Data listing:
**********

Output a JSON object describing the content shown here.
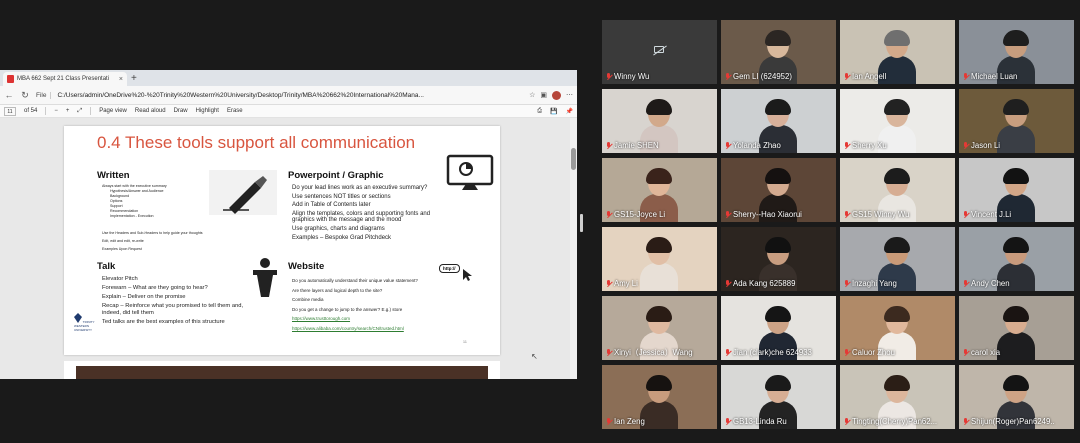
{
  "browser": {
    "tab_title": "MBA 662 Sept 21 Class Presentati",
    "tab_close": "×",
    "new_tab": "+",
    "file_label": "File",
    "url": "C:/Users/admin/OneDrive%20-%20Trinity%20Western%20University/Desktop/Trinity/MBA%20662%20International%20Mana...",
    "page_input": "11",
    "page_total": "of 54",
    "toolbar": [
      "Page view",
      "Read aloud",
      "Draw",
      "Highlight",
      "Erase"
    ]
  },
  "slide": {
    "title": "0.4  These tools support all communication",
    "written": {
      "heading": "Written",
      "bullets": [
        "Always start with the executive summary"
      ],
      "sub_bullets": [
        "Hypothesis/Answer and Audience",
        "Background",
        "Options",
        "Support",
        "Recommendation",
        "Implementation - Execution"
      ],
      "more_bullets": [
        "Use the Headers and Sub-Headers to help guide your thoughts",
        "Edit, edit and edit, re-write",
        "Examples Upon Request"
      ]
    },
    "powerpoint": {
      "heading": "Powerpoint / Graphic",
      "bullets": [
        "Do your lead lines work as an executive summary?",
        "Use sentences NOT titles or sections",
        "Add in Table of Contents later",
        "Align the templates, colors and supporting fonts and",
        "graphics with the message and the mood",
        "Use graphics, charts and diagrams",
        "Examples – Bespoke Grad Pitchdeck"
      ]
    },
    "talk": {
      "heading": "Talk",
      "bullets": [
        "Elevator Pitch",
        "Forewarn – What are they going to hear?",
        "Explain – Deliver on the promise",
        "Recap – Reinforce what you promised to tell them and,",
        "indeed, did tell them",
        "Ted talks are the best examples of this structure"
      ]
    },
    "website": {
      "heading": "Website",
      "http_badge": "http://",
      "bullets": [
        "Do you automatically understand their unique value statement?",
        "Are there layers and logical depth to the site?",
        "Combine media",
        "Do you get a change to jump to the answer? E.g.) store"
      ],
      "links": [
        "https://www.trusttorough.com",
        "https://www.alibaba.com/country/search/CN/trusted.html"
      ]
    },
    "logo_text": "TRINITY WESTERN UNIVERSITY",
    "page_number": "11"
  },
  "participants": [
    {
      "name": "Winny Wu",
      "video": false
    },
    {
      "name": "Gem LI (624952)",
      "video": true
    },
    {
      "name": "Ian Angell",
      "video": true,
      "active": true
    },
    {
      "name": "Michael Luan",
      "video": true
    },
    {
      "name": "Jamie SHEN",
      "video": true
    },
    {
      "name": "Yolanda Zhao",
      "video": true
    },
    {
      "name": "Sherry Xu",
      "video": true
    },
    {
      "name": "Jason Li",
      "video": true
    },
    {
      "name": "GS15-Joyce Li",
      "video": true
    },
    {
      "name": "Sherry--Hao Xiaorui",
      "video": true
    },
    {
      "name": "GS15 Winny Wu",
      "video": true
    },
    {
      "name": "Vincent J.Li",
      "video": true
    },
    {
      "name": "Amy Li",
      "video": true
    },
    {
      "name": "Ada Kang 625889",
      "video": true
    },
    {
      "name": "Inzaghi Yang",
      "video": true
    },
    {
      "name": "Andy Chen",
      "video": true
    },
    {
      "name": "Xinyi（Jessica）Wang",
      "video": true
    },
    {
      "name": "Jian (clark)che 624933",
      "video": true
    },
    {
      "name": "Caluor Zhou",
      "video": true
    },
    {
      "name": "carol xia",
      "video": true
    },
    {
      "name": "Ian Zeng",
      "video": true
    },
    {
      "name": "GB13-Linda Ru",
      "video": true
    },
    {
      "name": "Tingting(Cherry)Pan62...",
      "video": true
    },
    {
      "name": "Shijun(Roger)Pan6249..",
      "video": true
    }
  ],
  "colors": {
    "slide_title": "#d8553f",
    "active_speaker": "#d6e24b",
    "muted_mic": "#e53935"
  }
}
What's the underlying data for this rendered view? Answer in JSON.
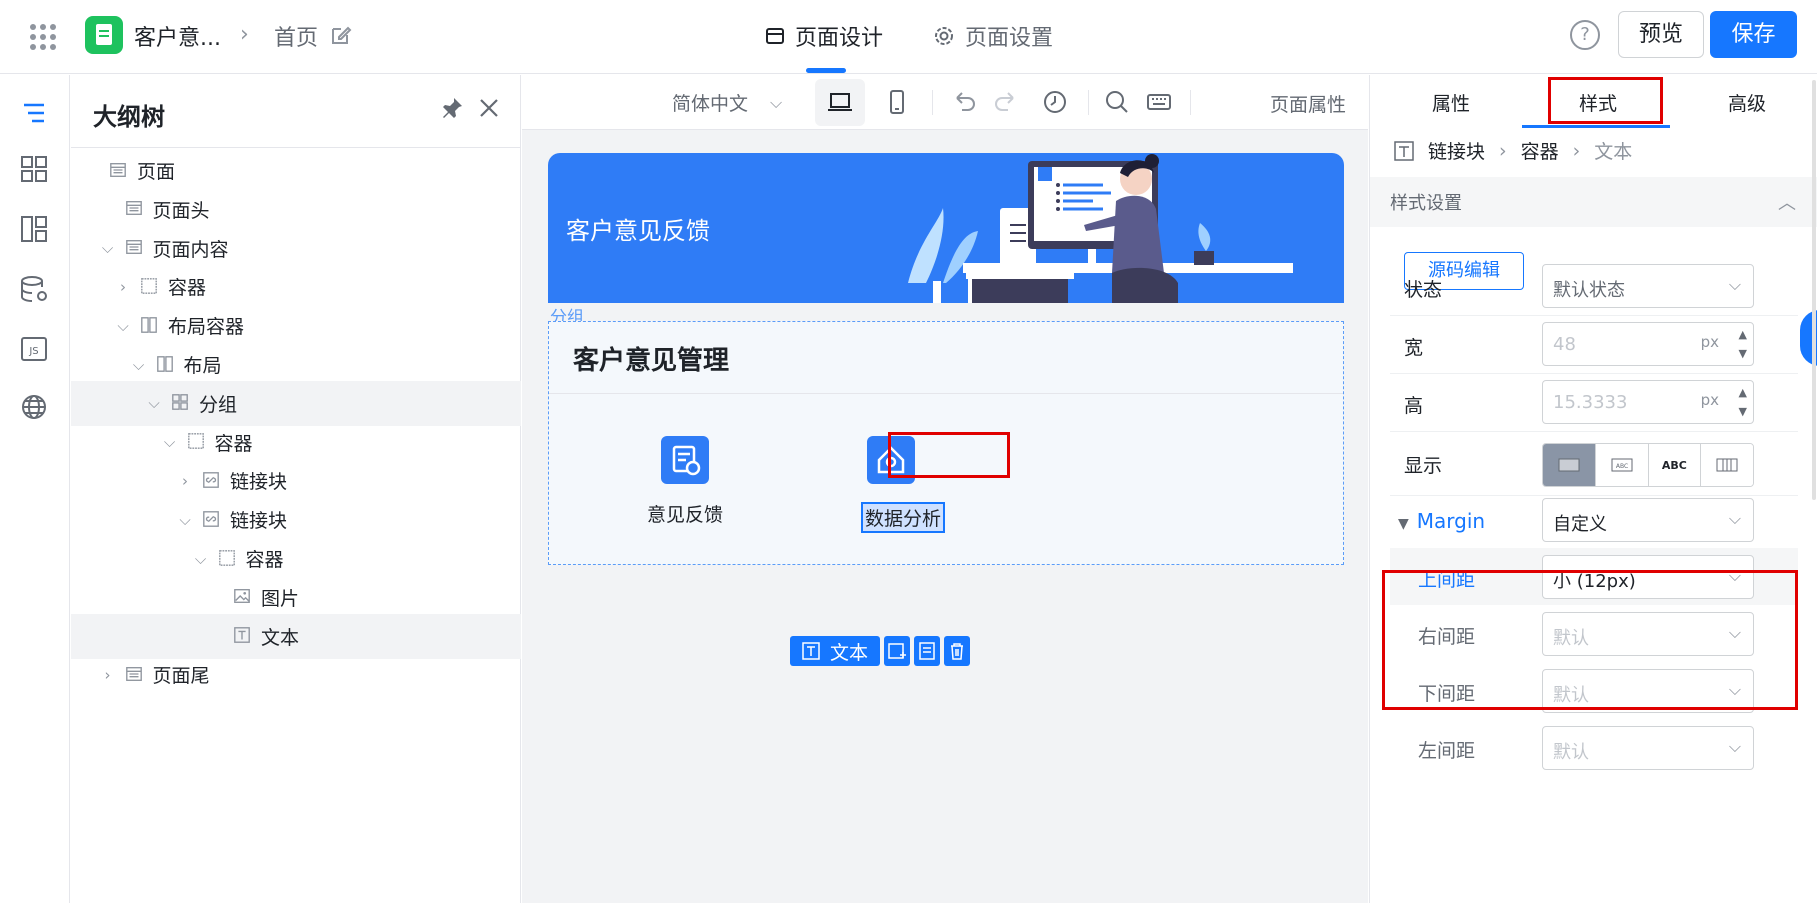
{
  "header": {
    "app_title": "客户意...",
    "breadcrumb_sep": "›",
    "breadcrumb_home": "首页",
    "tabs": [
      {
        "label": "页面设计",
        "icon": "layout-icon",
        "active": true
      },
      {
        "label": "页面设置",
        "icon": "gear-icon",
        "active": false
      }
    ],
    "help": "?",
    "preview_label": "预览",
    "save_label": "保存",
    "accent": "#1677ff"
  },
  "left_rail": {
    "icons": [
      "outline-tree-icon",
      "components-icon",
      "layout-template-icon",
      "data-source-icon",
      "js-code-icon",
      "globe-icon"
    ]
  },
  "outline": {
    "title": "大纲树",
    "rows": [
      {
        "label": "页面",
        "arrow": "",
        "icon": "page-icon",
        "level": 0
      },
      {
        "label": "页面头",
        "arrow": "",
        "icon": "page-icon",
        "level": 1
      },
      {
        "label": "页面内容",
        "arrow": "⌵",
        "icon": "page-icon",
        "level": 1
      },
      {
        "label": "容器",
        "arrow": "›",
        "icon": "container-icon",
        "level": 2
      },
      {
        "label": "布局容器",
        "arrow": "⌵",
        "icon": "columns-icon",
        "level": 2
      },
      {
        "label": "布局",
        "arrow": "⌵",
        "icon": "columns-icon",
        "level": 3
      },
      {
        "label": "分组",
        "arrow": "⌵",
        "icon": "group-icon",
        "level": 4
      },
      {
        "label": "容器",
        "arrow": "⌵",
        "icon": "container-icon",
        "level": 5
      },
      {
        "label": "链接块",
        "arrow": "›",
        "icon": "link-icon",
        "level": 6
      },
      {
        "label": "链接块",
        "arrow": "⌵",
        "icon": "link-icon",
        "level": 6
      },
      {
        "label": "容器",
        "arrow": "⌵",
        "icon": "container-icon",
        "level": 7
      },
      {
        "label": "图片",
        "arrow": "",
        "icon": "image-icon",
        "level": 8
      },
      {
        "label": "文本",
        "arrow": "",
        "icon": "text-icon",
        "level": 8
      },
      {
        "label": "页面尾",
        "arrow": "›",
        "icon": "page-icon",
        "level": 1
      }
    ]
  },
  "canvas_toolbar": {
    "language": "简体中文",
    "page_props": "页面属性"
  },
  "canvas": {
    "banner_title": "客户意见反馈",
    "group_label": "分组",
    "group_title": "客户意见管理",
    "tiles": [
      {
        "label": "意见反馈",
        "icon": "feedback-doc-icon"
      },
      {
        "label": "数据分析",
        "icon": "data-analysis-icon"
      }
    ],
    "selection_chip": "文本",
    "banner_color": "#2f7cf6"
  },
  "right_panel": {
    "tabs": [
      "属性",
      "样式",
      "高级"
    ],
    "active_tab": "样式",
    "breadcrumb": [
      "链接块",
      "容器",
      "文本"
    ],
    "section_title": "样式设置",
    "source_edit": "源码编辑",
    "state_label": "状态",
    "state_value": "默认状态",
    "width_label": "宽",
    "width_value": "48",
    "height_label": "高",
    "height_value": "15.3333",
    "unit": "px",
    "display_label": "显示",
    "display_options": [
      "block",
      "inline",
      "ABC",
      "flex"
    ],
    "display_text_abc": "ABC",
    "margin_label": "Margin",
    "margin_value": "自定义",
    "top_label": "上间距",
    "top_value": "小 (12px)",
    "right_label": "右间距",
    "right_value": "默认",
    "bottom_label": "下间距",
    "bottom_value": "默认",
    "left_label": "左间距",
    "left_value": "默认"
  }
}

**********

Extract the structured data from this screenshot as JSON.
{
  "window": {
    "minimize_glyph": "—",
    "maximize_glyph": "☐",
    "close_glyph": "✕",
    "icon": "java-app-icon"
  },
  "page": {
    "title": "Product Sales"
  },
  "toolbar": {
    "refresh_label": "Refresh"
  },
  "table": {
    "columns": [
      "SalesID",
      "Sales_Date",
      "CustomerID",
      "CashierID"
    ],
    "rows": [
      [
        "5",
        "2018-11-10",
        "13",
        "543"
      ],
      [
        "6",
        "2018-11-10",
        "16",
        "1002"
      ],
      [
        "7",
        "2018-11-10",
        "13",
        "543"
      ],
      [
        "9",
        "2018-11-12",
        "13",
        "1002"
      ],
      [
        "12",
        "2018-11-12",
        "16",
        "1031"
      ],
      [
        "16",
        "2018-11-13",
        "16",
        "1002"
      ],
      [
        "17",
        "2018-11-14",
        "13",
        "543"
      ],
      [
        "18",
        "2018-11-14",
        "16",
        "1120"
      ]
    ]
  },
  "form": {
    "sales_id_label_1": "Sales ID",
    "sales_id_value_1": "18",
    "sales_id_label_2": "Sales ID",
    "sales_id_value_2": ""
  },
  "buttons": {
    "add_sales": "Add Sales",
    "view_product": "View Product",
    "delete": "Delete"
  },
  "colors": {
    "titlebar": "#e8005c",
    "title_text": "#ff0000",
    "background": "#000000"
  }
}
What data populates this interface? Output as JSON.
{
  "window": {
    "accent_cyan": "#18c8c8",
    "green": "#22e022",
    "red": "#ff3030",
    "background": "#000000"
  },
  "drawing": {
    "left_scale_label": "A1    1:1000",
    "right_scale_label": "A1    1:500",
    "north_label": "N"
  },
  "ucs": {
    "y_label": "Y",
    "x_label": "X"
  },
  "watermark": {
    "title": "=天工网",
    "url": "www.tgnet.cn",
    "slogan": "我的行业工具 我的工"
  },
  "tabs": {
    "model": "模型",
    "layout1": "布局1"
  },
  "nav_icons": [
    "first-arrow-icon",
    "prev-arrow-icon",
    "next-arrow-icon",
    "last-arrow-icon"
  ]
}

**********

* [WHAT IS NEEDED] Copy out every line with the word "tell".

* [OUTPUT OF THE TASK]
        "Recap – Reinforce what you promised to tell them and,",
        "indeed, did tell them",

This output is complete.